# Goal:
Return a copy of every line in the records that includes the word "value".

# Stored data:

━━━━━━━━━━━━━━━━━━━━

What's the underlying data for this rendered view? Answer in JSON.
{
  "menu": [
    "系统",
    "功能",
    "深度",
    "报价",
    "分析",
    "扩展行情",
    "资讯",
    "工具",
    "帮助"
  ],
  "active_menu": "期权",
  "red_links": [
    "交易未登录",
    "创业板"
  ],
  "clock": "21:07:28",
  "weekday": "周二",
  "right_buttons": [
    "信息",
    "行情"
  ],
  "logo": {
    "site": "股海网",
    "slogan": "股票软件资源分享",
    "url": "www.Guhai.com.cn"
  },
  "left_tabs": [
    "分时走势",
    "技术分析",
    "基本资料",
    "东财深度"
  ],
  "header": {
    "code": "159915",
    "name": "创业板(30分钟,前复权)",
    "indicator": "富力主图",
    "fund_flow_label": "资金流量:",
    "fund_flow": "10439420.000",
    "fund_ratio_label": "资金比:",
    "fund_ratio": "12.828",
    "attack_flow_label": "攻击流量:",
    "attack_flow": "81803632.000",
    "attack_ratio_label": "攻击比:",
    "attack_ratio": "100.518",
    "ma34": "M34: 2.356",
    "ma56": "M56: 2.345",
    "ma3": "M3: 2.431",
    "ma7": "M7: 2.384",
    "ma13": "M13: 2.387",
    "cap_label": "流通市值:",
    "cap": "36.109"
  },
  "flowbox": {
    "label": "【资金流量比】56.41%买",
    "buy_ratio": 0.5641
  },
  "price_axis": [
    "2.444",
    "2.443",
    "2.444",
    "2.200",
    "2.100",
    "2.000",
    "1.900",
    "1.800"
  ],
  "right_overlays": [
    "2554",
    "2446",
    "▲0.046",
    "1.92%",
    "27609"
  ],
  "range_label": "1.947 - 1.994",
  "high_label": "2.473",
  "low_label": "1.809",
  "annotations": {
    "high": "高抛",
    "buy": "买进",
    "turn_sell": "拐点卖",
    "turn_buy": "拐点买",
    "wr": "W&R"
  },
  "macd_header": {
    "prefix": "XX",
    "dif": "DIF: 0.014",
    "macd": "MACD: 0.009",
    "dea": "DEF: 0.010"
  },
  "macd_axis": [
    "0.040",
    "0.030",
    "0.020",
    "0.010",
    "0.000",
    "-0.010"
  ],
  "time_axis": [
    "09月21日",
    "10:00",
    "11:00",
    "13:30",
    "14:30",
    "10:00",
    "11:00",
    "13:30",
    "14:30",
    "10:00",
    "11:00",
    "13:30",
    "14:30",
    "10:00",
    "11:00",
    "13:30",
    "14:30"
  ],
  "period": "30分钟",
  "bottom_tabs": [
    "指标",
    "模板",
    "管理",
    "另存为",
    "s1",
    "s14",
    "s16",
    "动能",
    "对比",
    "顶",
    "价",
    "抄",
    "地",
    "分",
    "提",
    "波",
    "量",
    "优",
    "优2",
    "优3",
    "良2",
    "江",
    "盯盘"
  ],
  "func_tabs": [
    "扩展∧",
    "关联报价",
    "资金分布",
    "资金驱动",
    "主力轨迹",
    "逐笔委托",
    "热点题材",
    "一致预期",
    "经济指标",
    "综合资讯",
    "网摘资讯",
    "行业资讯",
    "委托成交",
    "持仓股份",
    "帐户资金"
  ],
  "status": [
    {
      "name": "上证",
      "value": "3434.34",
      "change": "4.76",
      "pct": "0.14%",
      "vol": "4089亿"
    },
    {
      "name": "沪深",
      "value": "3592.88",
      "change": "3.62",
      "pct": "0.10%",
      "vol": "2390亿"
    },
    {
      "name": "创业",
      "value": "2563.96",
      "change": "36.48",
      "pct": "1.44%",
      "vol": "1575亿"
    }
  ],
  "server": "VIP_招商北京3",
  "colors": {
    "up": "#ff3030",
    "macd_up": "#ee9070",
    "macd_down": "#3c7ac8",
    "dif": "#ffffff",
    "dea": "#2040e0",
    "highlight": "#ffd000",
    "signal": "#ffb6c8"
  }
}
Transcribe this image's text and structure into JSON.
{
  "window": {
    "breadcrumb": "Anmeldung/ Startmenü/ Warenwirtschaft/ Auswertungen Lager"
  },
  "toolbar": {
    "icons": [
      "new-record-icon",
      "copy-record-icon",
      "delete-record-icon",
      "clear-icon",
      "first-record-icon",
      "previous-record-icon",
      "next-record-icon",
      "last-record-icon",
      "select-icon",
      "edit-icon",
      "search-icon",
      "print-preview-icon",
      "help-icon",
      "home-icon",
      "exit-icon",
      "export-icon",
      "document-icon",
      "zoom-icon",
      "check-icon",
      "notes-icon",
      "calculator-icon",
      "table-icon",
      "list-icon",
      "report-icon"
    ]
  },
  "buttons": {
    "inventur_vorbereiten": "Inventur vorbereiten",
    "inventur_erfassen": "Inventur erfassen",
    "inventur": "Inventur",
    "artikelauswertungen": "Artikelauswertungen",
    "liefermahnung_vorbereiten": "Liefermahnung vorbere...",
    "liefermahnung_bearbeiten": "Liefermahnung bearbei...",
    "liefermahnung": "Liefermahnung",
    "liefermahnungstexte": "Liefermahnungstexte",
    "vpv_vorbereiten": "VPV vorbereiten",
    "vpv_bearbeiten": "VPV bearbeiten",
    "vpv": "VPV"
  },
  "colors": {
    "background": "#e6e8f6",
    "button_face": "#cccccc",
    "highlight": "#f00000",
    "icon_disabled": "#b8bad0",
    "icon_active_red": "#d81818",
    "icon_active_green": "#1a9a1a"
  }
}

━━━━━━━━━━━━━━━━━━━━

# Task output:
      "value": "3434.34",
      "value": "3592.88",
      "value": "2563.96",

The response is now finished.